[WORK TO COMPLETE] Reproduce all of the data word for word.

[RECORDS SHOWN]
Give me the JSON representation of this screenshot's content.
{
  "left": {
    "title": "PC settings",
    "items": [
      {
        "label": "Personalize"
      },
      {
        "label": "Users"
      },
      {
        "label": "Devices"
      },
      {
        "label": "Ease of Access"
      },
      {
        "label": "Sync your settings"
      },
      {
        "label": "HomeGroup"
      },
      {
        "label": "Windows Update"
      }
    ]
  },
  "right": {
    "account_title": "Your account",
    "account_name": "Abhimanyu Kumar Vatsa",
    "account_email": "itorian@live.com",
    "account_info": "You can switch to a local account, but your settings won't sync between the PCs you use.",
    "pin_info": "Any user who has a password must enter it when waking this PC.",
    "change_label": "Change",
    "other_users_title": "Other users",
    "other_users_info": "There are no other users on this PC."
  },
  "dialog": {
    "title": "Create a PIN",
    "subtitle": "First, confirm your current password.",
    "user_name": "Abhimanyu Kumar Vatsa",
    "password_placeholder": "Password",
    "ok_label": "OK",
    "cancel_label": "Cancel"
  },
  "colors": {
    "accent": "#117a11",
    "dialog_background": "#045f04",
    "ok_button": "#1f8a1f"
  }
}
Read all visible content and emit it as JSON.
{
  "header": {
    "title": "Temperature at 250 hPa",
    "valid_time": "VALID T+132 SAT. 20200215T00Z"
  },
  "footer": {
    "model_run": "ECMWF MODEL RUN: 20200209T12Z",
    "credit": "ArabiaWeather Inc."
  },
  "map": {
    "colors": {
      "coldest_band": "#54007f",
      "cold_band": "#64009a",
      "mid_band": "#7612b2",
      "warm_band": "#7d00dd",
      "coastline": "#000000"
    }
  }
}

[ANSWER TO THIS PROBLEM]
Give me the JSON representation of this screenshot's content.
{
  "left": {
    "title": "PC settings",
    "items": [
      {
        "label": "Personalize"
      },
      {
        "label": "Users"
      },
      {
        "label": "Devices"
      },
      {
        "label": "Ease of Access"
      },
      {
        "label": "Sync your settings"
      },
      {
        "label": "HomeGroup"
      },
      {
        "label": "Windows Update"
      }
    ]
  },
  "right": {
    "account_title": "Your account",
    "account_name": "Abhimanyu Kumar Vatsa",
    "account_email": "itorian@live.com",
    "account_info": "You can switch to a local account, but your settings won't sync between the PCs you use.",
    "pin_info": "Any user who has a password must enter it when waking this PC.",
    "change_label": "Change",
    "other_users_title": "Other users",
    "other_users_info": "There are no other users on this PC."
  },
  "dialog": {
    "title": "Create a PIN",
    "subtitle": "First, confirm your current password.",
    "user_name": "Abhimanyu Kumar Vatsa",
    "password_placeholder": "Password",
    "ok_label": "OK",
    "cancel_label": "Cancel"
  },
  "colors": {
    "accent": "#117a11",
    "dialog_background": "#045f04",
    "ok_button": "#1f8a1f"
  }
}
Read all visible content and emit it as JSON.
{
  "header": {
    "title": "Temperature at 250 hPa",
    "valid_time": "VALID T+132 SAT. 20200215T00Z"
  },
  "footer": {
    "model_run": "ECMWF MODEL RUN: 20200209T12Z",
    "credit": "ArabiaWeather Inc."
  },
  "map": {
    "colors": {
      "coldest_band": "#54007f",
      "cold_band": "#64009a",
      "mid_band": "#7612b2",
      "warm_band": "#7d00dd",
      "coastline": "#000000"
    }
  }
}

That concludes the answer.